Pull out all lines from the listing below in which the word "files" appears.

• **Data section**
※ ※ ※

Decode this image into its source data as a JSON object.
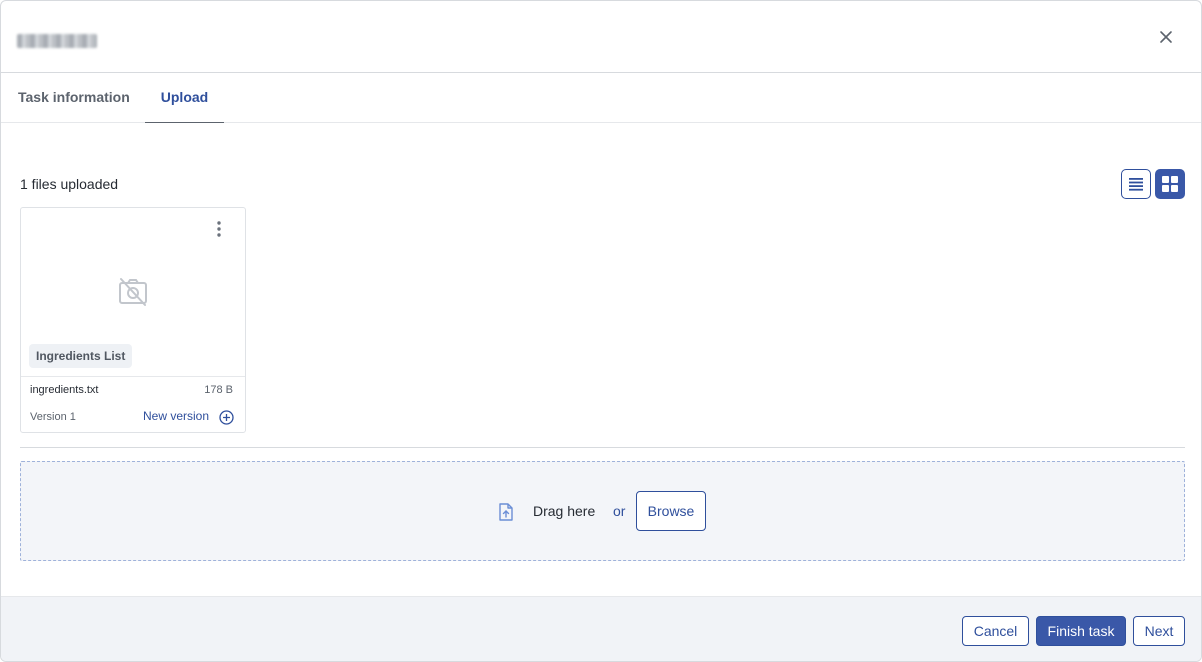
{
  "tabs": [
    {
      "label": "Task information",
      "active": false
    },
    {
      "label": "Upload",
      "active": true
    }
  ],
  "upload": {
    "files_count_label": "1 files uploaded",
    "view_modes": [
      "list",
      "grid"
    ],
    "active_view": "grid",
    "files": [
      {
        "tag": "Ingredients List",
        "name": "ingredients.txt",
        "size": "178 B",
        "version": "Version 1",
        "new_version_label": "New version"
      }
    ],
    "dropzone": {
      "drag_label": "Drag here",
      "or_label": "or",
      "browse_label": "Browse"
    }
  },
  "footer": {
    "cancel_label": "Cancel",
    "finish_label": "Finish task",
    "next_label": "Next"
  },
  "icons": {
    "close": "close-icon",
    "list_view": "list-view-icon",
    "grid_view": "grid-view-icon",
    "card_menu": "more-vertical-icon",
    "no_preview": "no-image-icon",
    "new_version": "plus-circle-icon",
    "file_upload": "file-upload-icon"
  },
  "colors": {
    "accent": "#3a58a8",
    "link": "#2f4f9c",
    "footer_bg": "#f1f3f7",
    "dropzone_bg": "#f3f5f9"
  }
}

※ ※ ※

• **Solution**
    "files_count_label": "1 files uploaded",
    "files": [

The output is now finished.